## Stated problem:
Scan the data. Collect each line that contains the word "features".

## Entries:

-----

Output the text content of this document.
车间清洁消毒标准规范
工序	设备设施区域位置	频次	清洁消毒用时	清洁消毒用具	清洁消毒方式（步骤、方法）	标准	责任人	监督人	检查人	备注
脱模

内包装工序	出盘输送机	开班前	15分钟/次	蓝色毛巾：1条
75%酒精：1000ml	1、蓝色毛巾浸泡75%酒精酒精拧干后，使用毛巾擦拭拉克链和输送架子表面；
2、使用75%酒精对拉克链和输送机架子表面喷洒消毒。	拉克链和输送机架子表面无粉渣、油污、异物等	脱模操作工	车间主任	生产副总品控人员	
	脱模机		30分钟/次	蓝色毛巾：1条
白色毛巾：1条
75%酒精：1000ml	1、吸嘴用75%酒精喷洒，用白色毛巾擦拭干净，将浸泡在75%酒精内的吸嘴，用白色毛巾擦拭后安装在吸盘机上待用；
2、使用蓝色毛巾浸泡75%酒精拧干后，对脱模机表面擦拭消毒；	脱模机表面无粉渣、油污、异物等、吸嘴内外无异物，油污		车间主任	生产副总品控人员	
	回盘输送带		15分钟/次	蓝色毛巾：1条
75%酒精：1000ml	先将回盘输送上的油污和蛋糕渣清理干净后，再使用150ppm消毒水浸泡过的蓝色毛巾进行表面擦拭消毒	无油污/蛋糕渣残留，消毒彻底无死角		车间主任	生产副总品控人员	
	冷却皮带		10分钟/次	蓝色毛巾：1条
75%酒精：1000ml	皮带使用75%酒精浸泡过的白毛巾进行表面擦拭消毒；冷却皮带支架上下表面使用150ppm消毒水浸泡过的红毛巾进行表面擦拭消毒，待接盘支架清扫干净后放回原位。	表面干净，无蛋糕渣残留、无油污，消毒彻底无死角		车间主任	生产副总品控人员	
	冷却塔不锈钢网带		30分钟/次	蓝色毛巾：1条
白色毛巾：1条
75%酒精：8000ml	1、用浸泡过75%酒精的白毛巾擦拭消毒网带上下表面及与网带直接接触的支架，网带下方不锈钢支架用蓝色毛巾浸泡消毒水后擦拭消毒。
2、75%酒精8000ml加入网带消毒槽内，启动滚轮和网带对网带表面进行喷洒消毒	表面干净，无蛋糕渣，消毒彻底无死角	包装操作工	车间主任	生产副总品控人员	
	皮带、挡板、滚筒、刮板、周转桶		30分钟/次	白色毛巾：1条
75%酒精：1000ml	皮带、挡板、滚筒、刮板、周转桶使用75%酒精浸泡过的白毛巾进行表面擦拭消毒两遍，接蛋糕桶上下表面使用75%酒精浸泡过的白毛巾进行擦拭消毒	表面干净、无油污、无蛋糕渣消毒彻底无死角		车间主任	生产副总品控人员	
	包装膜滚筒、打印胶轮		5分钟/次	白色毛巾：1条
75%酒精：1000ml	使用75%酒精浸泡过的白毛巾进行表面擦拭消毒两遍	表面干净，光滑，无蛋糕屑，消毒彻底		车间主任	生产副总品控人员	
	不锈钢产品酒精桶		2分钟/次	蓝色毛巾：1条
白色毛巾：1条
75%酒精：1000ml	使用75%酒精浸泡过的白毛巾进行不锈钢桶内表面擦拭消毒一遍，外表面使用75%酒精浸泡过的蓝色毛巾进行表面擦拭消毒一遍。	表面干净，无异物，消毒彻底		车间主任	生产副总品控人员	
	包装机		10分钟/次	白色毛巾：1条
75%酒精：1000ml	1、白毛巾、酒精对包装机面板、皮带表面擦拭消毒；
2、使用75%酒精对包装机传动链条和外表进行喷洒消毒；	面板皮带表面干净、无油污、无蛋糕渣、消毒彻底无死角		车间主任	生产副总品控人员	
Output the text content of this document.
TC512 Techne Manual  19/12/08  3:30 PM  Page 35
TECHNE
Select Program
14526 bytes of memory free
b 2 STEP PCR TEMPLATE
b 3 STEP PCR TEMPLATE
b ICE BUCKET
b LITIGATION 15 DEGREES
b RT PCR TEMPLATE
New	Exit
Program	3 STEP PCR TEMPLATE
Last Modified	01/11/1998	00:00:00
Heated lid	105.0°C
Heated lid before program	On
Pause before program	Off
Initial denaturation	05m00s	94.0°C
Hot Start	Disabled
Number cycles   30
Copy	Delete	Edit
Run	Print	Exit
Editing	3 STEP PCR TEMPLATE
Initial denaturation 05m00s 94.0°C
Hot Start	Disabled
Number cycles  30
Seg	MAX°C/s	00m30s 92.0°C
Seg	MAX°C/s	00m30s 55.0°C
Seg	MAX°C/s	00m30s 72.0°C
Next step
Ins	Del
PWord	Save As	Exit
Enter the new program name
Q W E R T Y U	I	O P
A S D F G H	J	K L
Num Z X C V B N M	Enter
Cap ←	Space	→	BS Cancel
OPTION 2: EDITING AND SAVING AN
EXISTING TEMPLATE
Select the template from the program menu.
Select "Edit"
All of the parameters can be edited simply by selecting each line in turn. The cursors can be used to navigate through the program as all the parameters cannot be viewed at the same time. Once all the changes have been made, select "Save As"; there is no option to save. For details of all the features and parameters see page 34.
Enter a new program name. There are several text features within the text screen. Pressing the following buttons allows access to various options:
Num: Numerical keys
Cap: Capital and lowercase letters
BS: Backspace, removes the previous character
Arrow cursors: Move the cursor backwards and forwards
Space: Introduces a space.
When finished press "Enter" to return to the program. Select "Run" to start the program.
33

-----

## Response below:
All of the parameters can be edited simply by selecting each line in turn. The cursors can be used to navigate through the program as all the parameters cannot be viewed at the same time. Once all the changes have been made, select "Save As"; there is no option to save. For details of all the features and parameters see page 34.
Enter a new program name. There are several text features within the text screen. Pressing the following buttons allows access to various options:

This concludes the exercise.